[Data tied to figure images]
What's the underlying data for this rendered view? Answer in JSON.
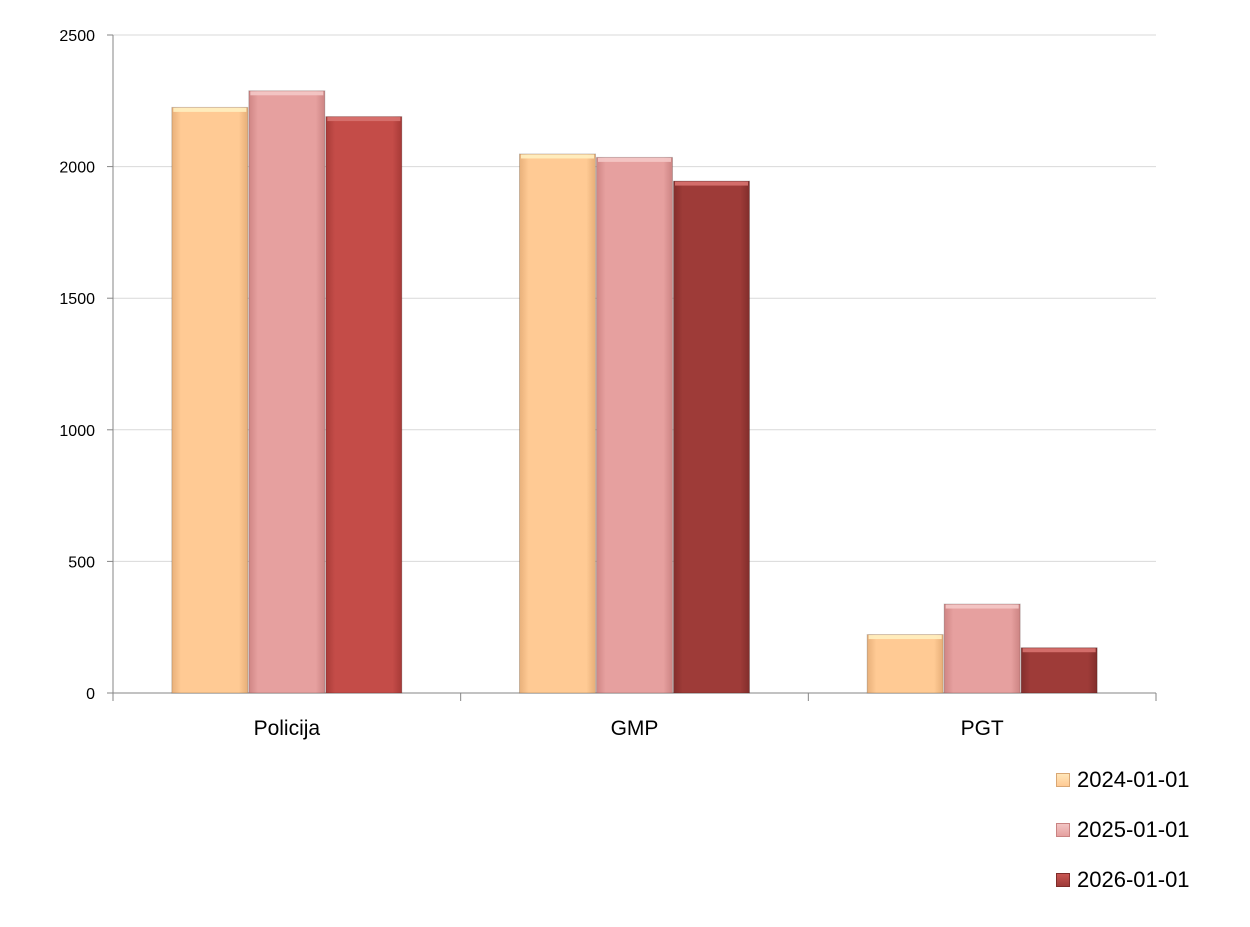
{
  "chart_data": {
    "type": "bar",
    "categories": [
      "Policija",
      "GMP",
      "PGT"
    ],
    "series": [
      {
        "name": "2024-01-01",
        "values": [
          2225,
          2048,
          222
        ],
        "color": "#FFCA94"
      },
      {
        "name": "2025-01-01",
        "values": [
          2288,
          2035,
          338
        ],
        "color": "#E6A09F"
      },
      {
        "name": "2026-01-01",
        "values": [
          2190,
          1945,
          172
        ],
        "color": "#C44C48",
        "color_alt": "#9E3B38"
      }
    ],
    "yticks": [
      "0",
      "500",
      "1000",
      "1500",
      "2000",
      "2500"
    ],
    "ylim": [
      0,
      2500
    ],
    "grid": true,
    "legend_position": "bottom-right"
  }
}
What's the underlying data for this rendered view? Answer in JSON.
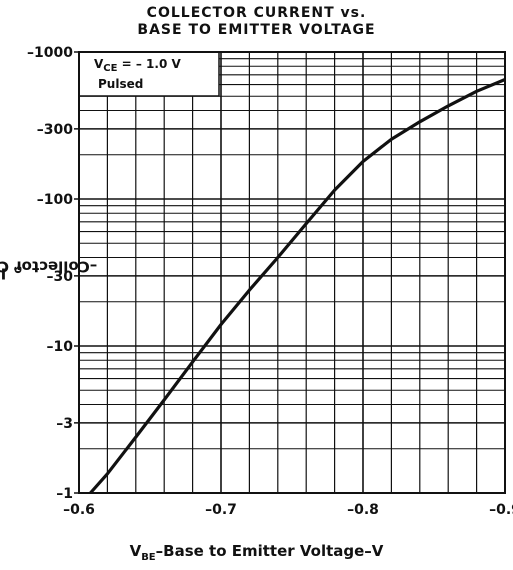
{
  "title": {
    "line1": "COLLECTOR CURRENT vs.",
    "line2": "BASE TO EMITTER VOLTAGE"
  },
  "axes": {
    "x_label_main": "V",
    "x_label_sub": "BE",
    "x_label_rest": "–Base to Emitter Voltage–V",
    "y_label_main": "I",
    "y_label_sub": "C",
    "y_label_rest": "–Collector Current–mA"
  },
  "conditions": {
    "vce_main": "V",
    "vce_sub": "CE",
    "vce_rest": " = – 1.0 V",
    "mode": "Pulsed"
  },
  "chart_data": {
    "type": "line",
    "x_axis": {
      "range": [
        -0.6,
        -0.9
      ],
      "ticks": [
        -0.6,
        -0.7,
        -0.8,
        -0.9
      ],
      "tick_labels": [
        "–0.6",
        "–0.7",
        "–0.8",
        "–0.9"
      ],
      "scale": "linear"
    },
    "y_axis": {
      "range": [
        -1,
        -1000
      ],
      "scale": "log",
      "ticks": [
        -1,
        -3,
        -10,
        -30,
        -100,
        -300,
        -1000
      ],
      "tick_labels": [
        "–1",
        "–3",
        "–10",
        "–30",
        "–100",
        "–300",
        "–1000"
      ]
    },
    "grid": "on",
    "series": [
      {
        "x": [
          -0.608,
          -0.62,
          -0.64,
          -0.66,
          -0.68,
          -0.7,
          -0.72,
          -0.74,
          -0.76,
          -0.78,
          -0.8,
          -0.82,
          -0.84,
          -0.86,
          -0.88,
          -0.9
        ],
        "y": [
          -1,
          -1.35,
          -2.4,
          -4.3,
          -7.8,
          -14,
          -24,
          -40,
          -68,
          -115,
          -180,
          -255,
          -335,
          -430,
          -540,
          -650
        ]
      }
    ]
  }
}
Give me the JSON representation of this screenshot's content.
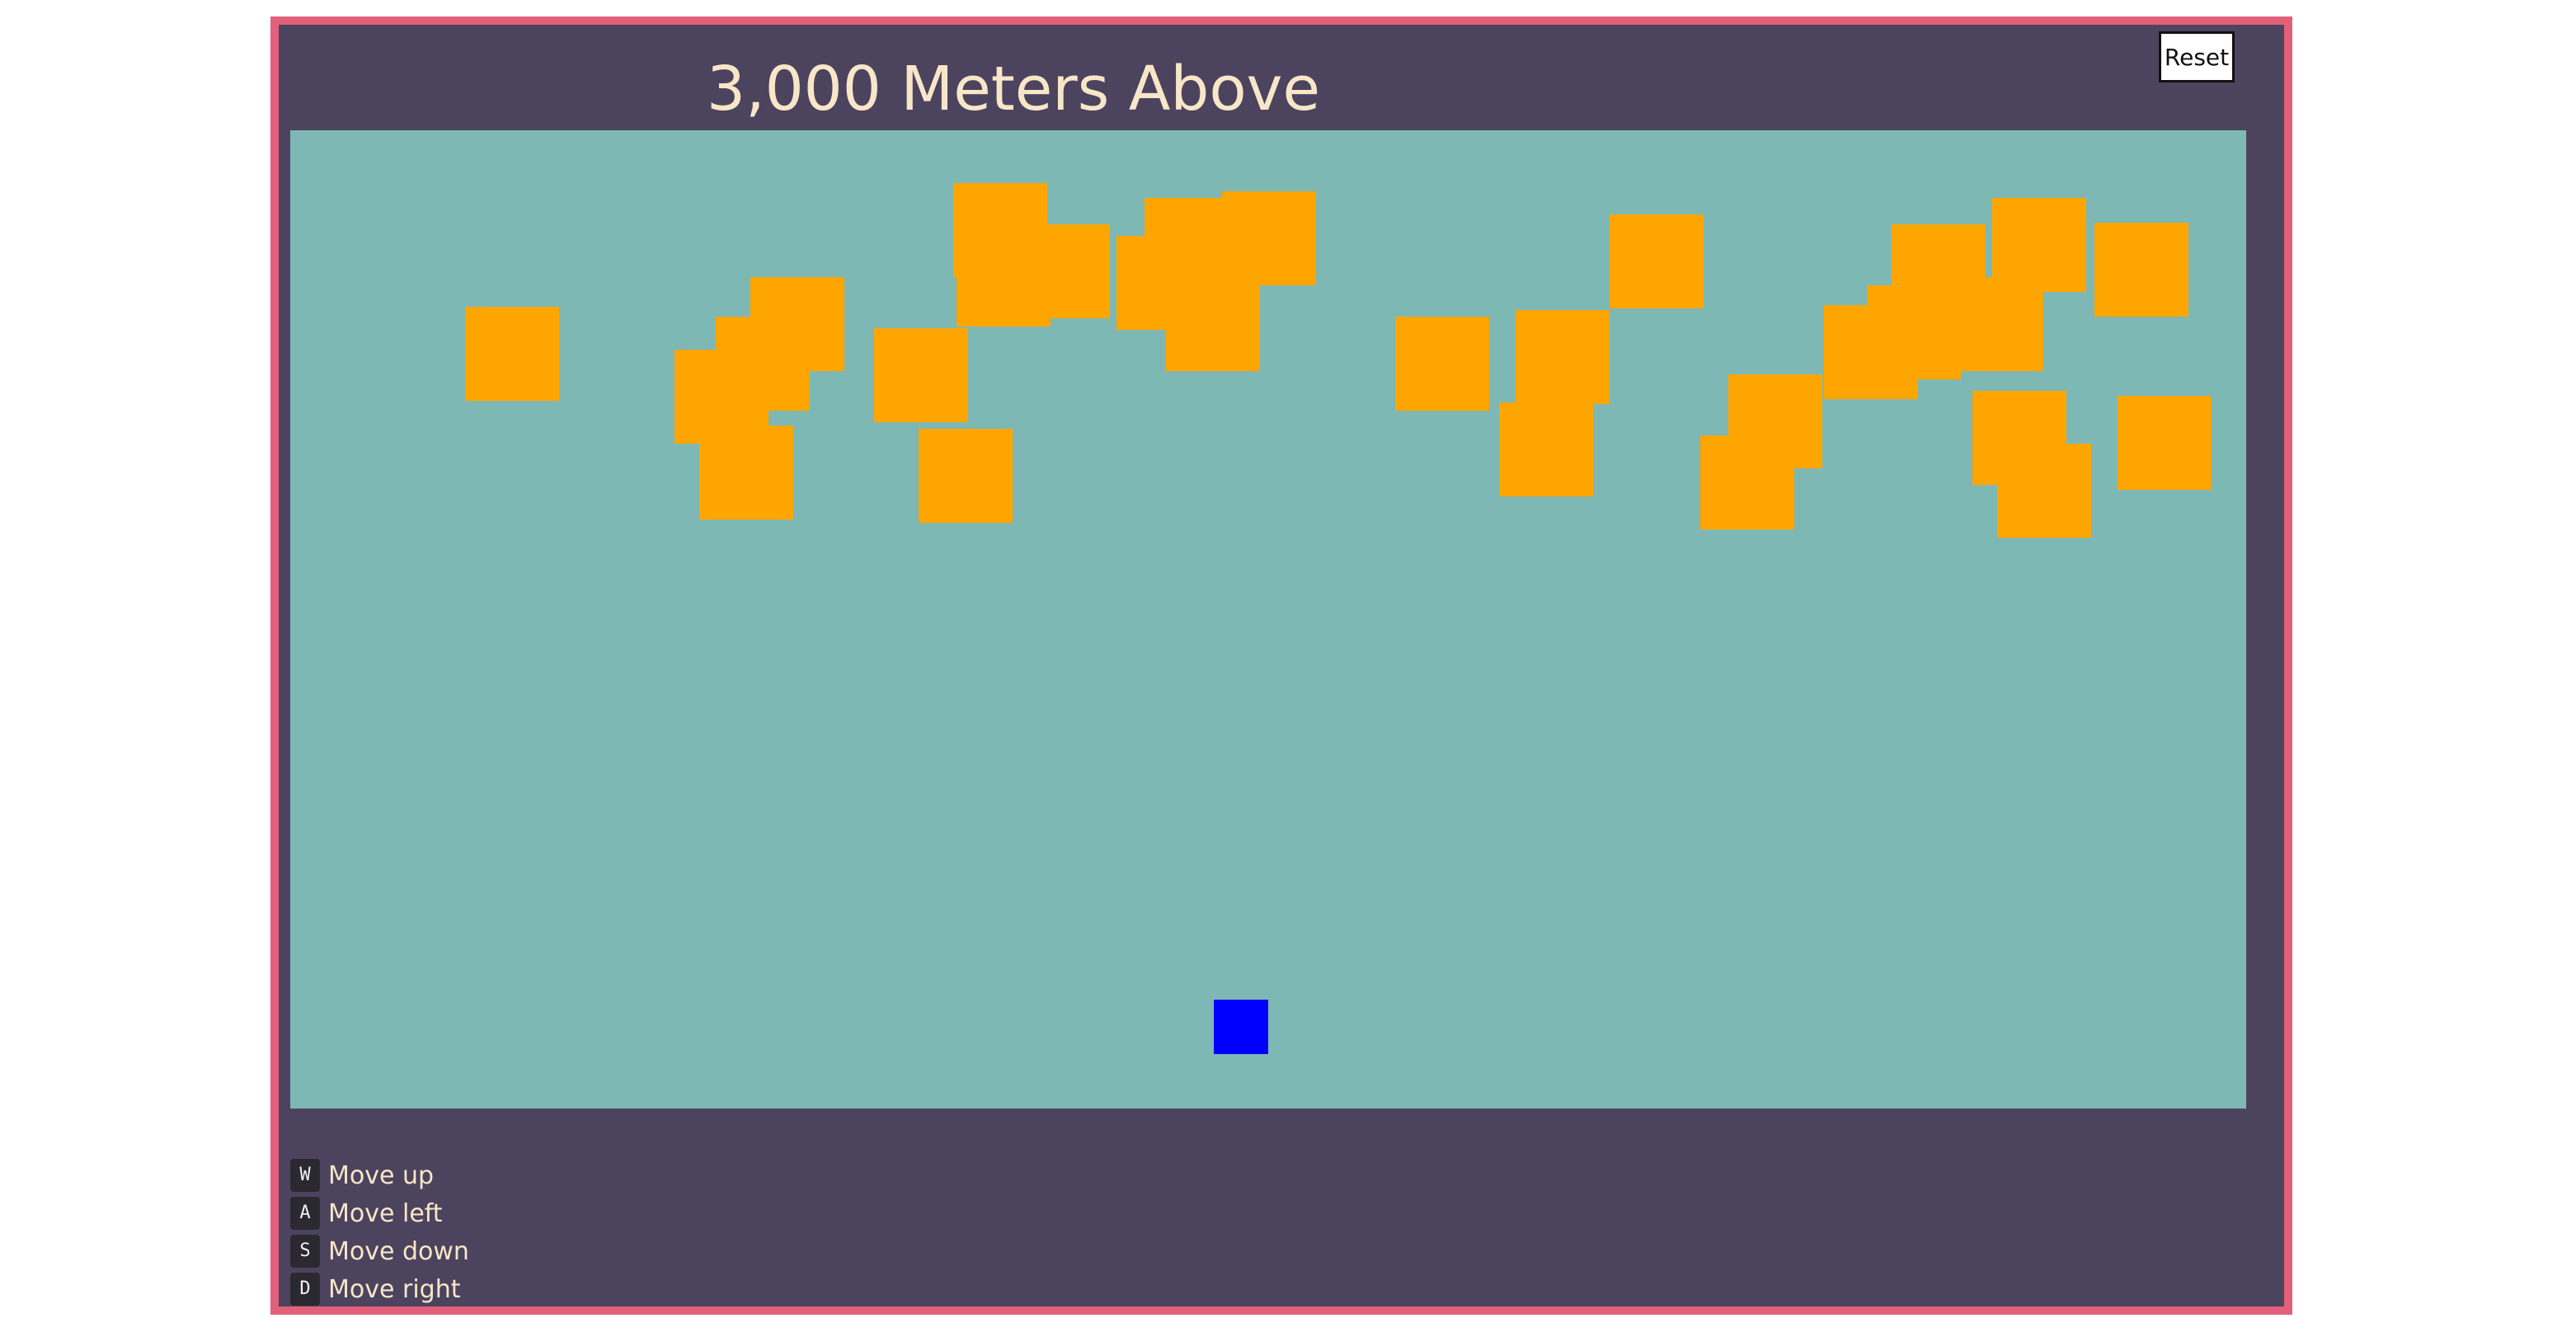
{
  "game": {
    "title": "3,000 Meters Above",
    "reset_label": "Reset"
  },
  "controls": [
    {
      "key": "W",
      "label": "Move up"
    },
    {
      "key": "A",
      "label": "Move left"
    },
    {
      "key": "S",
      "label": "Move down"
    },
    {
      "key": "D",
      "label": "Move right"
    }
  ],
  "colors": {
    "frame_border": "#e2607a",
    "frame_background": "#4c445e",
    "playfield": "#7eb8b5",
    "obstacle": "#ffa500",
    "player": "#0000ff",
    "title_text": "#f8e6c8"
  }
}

• WHAT YOU ARE ASKED TO DO:
Repeat each entry above word for word, leaving every picture out.

• RESPONSE TO THE EXERCISE:
What's the underlying data for this rendered view? Answer in JSON.
{
  "chart_data": {
    "type": "bar",
    "categories": [
      "Policija",
      "GMP",
      "PGT"
    ],
    "series": [
      {
        "name": "2024-01-01",
        "values": [
          2225,
          2048,
          222
        ],
        "color": "#FFCA94"
      },
      {
        "name": "2025-01-01",
        "values": [
          2288,
          2035,
          338
        ],
        "color": "#E6A09F"
      },
      {
        "name": "2026-01-01",
        "values": [
          2190,
          1945,
          172
        ],
        "color": "#C44C48",
        "color_alt": "#9E3B38"
      }
    ],
    "yticks": [
      "0",
      "500",
      "1000",
      "1500",
      "2000",
      "2500"
    ],
    "ylim": [
      0,
      2500
    ],
    "grid": true,
    "legend_position": "bottom-right"
  }
}
What's the underlying data for this rendered view? Answer in JSON.
{
  "title": {
    "line1": "COLLECTOR CURRENT vs.",
    "line2": "BASE TO EMITTER VOLTAGE"
  },
  "axes": {
    "x_label_main": "V",
    "x_label_sub": "BE",
    "x_label_rest": "–Base to Emitter Voltage–V",
    "y_label_main": "I",
    "y_label_sub": "C",
    "y_label_rest": "–Collector Current–mA"
  },
  "conditions": {
    "vce_main": "V",
    "vce_sub": "CE",
    "vce_rest": " = – 1.0 V",
    "mode": "Pulsed"
  },
  "chart_data": {
    "type": "line",
    "x_axis": {
      "range": [
        -0.6,
        -0.9
      ],
      "ticks": [
        -0.6,
        -0.7,
        -0.8,
        -0.9
      ],
      "tick_labels": [
        "–0.6",
        "–0.7",
        "–0.8",
        "–0.9"
      ],
      "scale": "linear"
    },
    "y_axis": {
      "range": [
        -1,
        -1000
      ],
      "scale": "log",
      "ticks": [
        -1,
        -3,
        -10,
        -30,
        -100,
        -300,
        -1000
      ],
      "tick_labels": [
        "–1",
        "–3",
        "–10",
        "–30",
        "–100",
        "–300",
        "–1000"
      ]
    },
    "grid": "on",
    "series": [
      {
        "x": [
          -0.608,
          -0.62,
          -0.64,
          -0.66,
          -0.68,
          -0.7,
          -0.72,
          -0.74,
          -0.76,
          -0.78,
          -0.8,
          -0.82,
          -0.84,
          -0.86,
          -0.88,
          -0.9
        ],
        "y": [
          -1,
          -1.35,
          -2.4,
          -4.3,
          -7.8,
          -14,
          -24,
          -40,
          -68,
          -115,
          -180,
          -255,
          -335,
          -430,
          -540,
          -650
        ]
      }
    ]
  }
}
Give me the JSON representation of this screenshot's content.
{
  "game": {
    "title": "3,000 Meters Above",
    "reset_label": "Reset"
  },
  "controls": [
    {
      "key": "W",
      "label": "Move up"
    },
    {
      "key": "A",
      "label": "Move left"
    },
    {
      "key": "S",
      "label": "Move down"
    },
    {
      "key": "D",
      "label": "Move right"
    }
  ],
  "colors": {
    "frame_border": "#e2607a",
    "frame_background": "#4c445e",
    "playfield": "#7eb8b5",
    "obstacle": "#ffa500",
    "player": "#0000ff",
    "title_text": "#f8e6c8"
  }
}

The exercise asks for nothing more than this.